THE REQUEST:
Identify the lines that include the word "Give", then copy all of them.

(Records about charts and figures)
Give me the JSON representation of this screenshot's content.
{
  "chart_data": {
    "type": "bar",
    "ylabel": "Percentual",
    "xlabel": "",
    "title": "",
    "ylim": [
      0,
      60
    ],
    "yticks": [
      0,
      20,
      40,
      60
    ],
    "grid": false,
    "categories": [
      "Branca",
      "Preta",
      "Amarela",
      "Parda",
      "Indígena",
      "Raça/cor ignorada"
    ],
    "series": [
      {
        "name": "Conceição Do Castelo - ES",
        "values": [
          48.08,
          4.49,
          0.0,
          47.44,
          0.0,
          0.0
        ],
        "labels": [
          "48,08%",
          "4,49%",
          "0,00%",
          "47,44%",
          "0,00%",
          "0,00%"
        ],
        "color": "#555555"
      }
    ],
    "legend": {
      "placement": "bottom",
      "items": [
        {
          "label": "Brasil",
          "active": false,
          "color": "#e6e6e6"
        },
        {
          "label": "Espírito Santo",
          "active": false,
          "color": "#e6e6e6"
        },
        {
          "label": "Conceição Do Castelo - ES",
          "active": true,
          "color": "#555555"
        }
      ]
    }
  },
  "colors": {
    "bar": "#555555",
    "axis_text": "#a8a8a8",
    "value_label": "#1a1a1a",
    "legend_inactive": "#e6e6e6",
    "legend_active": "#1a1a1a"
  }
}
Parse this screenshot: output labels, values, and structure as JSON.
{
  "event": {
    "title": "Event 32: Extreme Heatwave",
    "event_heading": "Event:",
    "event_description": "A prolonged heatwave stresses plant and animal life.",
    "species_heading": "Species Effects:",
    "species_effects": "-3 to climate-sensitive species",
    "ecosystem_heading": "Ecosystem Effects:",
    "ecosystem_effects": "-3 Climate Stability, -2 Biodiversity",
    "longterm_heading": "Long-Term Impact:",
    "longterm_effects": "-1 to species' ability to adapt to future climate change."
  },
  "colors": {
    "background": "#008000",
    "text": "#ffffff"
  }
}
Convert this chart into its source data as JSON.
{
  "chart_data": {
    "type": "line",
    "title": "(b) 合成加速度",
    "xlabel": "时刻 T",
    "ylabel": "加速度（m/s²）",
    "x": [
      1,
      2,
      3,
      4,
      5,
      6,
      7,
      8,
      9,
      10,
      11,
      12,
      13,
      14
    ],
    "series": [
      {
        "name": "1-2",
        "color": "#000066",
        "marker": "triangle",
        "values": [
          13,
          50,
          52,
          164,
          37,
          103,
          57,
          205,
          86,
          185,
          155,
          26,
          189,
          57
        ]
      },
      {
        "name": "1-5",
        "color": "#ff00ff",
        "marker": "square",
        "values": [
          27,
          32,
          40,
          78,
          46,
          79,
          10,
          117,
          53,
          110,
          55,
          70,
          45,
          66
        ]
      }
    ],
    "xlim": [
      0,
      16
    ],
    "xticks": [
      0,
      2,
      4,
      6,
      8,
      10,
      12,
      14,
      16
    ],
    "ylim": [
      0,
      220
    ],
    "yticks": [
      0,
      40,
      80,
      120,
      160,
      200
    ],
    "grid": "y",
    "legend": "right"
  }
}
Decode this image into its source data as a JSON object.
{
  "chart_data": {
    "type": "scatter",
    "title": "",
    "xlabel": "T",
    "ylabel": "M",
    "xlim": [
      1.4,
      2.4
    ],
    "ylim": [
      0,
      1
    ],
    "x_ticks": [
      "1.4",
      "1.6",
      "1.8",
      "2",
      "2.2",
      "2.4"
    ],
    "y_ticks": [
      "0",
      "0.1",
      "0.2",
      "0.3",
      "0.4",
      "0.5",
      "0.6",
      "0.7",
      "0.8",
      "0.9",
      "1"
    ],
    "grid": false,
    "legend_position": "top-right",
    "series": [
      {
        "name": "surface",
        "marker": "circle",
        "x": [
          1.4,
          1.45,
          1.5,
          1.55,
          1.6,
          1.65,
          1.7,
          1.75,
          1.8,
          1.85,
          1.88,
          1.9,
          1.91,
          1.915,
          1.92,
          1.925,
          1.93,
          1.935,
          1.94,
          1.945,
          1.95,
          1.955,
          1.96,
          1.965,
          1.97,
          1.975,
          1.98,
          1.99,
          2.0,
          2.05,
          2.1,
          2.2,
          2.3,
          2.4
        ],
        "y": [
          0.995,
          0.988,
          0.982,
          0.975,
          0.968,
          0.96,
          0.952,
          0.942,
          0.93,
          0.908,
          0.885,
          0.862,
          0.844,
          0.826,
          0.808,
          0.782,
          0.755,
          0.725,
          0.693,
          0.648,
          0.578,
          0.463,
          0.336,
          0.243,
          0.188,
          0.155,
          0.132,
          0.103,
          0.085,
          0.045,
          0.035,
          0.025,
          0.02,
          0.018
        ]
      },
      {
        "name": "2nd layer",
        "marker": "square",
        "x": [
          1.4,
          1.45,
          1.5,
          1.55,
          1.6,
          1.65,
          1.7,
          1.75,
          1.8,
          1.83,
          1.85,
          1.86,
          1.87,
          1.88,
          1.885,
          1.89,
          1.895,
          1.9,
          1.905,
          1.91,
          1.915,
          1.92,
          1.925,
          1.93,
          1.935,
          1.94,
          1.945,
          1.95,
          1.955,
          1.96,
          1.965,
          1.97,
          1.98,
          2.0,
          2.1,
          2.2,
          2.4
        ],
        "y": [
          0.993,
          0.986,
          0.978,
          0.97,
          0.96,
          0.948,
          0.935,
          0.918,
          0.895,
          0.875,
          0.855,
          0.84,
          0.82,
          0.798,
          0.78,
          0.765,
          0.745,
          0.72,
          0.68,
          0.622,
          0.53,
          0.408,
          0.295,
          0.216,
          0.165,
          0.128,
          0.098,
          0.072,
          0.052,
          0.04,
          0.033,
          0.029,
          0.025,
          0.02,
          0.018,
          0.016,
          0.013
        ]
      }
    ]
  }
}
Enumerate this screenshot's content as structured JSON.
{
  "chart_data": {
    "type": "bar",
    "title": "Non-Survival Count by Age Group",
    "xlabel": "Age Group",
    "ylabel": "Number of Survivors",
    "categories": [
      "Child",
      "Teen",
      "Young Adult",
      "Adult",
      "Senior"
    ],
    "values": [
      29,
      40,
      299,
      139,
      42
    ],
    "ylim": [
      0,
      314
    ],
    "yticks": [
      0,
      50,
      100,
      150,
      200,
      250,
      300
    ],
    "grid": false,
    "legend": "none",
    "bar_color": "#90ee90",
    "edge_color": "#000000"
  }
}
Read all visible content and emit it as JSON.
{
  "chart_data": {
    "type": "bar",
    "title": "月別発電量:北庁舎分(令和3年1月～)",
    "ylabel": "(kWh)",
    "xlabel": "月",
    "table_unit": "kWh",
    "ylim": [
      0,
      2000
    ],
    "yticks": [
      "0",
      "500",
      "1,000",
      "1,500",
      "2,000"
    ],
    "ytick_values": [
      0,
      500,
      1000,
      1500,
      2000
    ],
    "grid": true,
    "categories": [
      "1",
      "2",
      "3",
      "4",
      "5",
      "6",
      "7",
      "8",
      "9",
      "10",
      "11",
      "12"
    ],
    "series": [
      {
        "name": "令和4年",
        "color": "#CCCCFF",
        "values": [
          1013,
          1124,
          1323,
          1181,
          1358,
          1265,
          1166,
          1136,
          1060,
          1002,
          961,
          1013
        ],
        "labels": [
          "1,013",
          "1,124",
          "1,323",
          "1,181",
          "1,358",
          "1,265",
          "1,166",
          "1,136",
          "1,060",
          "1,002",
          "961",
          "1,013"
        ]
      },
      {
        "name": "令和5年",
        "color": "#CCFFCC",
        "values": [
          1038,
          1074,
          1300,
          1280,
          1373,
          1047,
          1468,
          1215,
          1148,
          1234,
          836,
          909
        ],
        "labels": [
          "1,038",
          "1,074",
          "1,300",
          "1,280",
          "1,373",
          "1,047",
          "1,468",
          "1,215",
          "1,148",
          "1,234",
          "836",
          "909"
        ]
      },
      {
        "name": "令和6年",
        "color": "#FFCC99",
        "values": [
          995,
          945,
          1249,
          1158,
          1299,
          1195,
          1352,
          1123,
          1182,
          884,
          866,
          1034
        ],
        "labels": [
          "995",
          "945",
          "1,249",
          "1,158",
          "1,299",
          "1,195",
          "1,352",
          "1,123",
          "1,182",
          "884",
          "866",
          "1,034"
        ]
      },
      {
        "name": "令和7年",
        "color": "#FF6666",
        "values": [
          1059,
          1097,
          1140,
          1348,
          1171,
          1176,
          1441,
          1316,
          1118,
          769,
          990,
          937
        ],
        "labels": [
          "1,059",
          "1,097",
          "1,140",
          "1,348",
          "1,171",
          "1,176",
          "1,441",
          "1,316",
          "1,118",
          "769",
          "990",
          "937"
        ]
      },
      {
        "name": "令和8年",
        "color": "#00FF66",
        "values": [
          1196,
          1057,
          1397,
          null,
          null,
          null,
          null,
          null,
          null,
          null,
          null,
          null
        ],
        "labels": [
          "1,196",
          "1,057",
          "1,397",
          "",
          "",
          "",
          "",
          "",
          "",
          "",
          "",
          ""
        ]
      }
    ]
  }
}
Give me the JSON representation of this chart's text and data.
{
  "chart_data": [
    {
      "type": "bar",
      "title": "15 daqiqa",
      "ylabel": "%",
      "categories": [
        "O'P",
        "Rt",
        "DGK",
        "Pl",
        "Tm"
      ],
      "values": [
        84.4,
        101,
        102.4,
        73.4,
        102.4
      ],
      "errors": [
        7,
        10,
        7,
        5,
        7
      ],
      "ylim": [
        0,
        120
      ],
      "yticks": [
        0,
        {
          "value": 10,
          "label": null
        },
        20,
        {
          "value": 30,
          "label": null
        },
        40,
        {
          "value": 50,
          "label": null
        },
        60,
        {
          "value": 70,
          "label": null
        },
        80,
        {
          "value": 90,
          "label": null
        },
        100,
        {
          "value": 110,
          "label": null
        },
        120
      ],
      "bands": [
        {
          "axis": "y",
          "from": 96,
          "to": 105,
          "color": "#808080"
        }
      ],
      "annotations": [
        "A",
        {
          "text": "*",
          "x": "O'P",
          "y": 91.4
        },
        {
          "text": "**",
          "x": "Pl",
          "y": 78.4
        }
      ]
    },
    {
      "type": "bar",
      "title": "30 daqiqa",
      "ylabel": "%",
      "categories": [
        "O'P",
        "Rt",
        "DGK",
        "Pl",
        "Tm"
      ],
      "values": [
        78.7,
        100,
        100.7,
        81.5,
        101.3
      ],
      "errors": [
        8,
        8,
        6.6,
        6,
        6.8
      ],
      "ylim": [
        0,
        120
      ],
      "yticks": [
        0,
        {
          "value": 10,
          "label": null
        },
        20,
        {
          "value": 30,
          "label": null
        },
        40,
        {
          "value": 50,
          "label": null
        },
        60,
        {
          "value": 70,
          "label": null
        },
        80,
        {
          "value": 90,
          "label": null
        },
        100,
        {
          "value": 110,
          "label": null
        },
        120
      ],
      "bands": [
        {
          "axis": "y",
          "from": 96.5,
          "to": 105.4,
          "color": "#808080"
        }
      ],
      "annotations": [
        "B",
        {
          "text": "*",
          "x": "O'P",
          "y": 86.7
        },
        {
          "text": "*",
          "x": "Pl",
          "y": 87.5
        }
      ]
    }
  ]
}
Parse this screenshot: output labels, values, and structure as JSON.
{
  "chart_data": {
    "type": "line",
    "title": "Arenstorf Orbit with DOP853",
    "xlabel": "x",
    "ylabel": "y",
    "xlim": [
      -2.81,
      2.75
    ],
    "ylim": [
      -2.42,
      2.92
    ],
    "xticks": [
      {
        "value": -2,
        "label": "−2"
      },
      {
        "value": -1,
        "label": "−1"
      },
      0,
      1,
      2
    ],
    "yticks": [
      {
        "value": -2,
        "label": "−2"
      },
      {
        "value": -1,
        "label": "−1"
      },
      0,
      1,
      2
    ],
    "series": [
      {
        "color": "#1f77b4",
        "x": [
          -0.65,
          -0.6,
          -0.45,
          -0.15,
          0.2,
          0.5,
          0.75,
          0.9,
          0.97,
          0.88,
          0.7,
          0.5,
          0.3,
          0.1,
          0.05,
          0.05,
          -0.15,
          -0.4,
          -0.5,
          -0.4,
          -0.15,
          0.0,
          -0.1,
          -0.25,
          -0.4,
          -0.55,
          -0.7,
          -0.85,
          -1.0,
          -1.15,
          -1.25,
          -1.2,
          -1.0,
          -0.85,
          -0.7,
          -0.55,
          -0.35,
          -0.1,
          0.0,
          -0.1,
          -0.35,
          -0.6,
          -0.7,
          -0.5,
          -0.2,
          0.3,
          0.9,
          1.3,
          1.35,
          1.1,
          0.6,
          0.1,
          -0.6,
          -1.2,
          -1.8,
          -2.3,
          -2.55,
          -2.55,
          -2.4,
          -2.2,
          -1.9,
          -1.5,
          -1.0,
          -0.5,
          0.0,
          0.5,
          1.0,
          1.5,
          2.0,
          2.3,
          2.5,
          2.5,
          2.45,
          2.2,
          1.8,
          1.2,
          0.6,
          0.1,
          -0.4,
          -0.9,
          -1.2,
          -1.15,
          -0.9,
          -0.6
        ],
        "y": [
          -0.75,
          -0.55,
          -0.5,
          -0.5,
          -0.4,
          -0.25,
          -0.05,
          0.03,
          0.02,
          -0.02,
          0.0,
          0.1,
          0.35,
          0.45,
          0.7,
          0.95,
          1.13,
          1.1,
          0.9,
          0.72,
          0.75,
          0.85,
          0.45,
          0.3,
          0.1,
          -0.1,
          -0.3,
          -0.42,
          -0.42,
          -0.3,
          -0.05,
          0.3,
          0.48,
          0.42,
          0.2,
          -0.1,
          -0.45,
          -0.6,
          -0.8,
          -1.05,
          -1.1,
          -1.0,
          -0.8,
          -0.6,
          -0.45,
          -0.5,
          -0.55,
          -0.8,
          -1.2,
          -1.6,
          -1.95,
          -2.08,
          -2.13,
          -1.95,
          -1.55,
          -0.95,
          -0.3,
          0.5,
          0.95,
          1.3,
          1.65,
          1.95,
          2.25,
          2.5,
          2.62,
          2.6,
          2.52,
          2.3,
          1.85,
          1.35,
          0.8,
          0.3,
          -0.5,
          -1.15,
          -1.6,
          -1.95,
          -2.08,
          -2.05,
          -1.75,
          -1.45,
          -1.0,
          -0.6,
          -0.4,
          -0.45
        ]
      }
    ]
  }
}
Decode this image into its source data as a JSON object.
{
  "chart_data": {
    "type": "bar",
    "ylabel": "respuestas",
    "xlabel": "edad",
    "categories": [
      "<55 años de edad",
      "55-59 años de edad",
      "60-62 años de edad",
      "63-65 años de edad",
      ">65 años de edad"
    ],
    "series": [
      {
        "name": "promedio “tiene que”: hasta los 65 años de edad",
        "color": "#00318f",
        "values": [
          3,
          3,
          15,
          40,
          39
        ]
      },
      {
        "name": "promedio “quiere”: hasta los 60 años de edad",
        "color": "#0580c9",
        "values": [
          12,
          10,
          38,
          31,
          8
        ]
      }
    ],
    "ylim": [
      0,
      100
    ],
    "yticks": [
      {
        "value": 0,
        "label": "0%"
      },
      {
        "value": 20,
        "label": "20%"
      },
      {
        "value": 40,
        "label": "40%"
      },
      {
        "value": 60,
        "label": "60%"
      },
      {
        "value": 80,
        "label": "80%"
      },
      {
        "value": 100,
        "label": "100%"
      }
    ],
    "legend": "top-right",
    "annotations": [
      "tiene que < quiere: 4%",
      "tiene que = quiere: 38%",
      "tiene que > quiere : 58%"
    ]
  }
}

TASK ANSWER:
Give me the JSON representation of this screenshot's content.
Give me the JSON representation of this chart's text and data.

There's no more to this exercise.